#### Spatial annotation records
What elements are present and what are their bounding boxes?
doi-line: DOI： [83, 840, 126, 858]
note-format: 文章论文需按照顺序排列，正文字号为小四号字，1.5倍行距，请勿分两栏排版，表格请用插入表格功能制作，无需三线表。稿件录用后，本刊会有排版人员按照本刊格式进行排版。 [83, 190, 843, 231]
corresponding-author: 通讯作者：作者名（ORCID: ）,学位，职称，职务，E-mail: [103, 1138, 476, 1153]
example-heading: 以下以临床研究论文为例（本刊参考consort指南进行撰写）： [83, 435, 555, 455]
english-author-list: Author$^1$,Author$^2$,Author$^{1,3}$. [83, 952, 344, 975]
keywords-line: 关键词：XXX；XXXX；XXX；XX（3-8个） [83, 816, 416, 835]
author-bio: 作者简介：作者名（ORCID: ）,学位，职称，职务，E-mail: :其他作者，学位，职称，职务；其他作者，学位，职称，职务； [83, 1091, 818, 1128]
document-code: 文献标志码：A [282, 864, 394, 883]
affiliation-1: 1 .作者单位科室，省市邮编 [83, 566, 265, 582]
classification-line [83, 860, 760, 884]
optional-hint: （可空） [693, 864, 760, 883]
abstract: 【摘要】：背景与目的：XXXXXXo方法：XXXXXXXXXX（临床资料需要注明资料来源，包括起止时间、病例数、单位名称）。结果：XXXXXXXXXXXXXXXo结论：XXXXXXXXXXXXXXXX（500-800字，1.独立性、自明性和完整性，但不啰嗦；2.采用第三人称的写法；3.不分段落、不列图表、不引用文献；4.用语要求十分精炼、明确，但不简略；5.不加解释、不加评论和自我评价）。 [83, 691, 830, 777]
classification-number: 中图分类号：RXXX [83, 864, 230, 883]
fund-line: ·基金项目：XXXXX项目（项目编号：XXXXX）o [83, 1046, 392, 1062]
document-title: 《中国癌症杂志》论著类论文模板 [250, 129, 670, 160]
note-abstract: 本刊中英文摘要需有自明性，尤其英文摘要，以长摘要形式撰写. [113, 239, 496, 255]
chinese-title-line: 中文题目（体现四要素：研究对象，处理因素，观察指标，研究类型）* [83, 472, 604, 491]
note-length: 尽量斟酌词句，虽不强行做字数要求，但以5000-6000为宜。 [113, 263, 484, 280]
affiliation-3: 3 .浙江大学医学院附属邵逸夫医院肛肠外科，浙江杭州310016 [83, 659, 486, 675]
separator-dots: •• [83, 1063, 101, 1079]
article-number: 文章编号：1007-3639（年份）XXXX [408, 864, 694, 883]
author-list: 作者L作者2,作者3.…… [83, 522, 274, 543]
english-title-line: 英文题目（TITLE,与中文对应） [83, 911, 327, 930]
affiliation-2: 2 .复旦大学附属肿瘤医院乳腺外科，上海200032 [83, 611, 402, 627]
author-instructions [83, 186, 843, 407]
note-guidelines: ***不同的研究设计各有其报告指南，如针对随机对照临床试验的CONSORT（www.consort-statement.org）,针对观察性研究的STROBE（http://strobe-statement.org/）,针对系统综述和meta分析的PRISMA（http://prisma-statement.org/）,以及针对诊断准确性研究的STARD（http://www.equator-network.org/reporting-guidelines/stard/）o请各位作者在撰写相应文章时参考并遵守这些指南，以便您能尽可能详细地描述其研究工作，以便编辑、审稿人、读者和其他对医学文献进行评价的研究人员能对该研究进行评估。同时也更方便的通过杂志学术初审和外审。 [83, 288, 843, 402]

#### What is expected
Return every line of the items above unchanged, character for character.

#### Correct output
What elements are present and what are their bounding boxes?
doi-line: DOI： [83, 840, 126, 858]
note-format: 文章论文需按照顺序排列，正文字号为小四号字，1.5倍行距，请勿分两栏排版，表格请用插入表格功能制作，无需三线表。稿件录用后，本刊会有排版人员按照本刊格式进行排版。 [83, 190, 843, 231]
corresponding-author: 通讯作者：作者名（ORCID: ）,学位，职称，职务，E-mail: [103, 1138, 476, 1153]
example-heading: 以下以临床研究论文为例（本刊参考consort指南进行撰写）： [83, 435, 555, 455]
english-author-list: Author$^1$,Author$^2$,Author$^{1,3}$. [83, 952, 344, 975]
keywords-line: 关键词：XXX；XXXX；XXX；XX（3-8个） [83, 816, 416, 835]
author-bio: 作者简介：作者名（ORCID: ）,学位，职称，职务，E-mail: :其他作者，学位，职称，职务；其他作者，学位，职称，职务； [83, 1091, 818, 1128]
document-code: 文献标志码：A [282, 864, 394, 883]
affiliation-1: 1 .作者单位科室，省市邮编 [83, 566, 265, 582]
classification-line [83, 860, 760, 884]
optional-hint: （可空） [693, 864, 760, 883]
abstract: 【摘要】：背景与目的：XXXXXXo方法：XXXXXXXXXX（临床资料需要注明资料来源，包括起止时间、病例数、单位名称）。结果：XXXXXXXXXXXXXXXo结论：XXXXXXXXXXXXXXXX（500-800字，1.独立性、自明性和完整性，但不啰嗦；2.采用第三人称的写法；3.不分段落、不列图表、不引用文献；4.用语要求十分精炼、明确，但不简略；5.不加解释、不加评论和自我评价）。 [83, 691, 830, 777]
classification-number: 中图分类号：RXXX [83, 864, 230, 883]
fund-line: ·基金项目：XXXXX项目（项目编号：XXXXX）o [83, 1046, 392, 1062]
document-title: 《中国癌症杂志》论著类论文模板 [250, 129, 670, 160]
note-abstract: 本刊中英文摘要需有自明性，尤其英文摘要，以长摘要形式撰写. [113, 239, 496, 255]
chinese-title-line: 中文题目（体现四要素：研究对象，处理因素，观察指标，研究类型）* [83, 472, 604, 491]
note-length: 尽量斟酌词句，虽不强行做字数要求，但以5000-6000为宜。 [113, 263, 484, 280]
affiliation-3: 3 .浙江大学医学院附属邵逸夫医院肛肠外科，浙江杭州310016 [83, 659, 486, 675]
separator-dots: •• [83, 1063, 101, 1079]
article-number: 文章编号：1007-3639（年份）XXXX [408, 864, 694, 883]
author-list: 作者L作者2,作者3.…… [83, 522, 274, 543]
english-title-line: 英文题目（TITLE,与中文对应） [83, 911, 327, 930]
affiliation-2: 2 .复旦大学附属肿瘤医院乳腺外科，上海200032 [83, 611, 402, 627]
author-instructions [83, 186, 843, 407]
note-guidelines: ***不同的研究设计各有其报告指南，如针对随机对照临床试验的CONSORT（www.consort-statement.org）,针对观察性研究的STROBE（http://strobe-statement.org/）,针对系统综述和meta分析的PRISMA（http://prisma-statement.org/）,以及针对诊断准确性研究的STARD（http://www.equator-network.org/reporting-guidelines/stard/）o请各位作者在撰写相应文章时参考并遵守这些指南，以便您能尽可能详细地描述其研究工作，以便编辑、审稿人、读者和其他对医学文献进行评价的研究人员能对该研究进行评估。同时也更方便的通过杂志学术初审和外审。 [83, 288, 843, 402]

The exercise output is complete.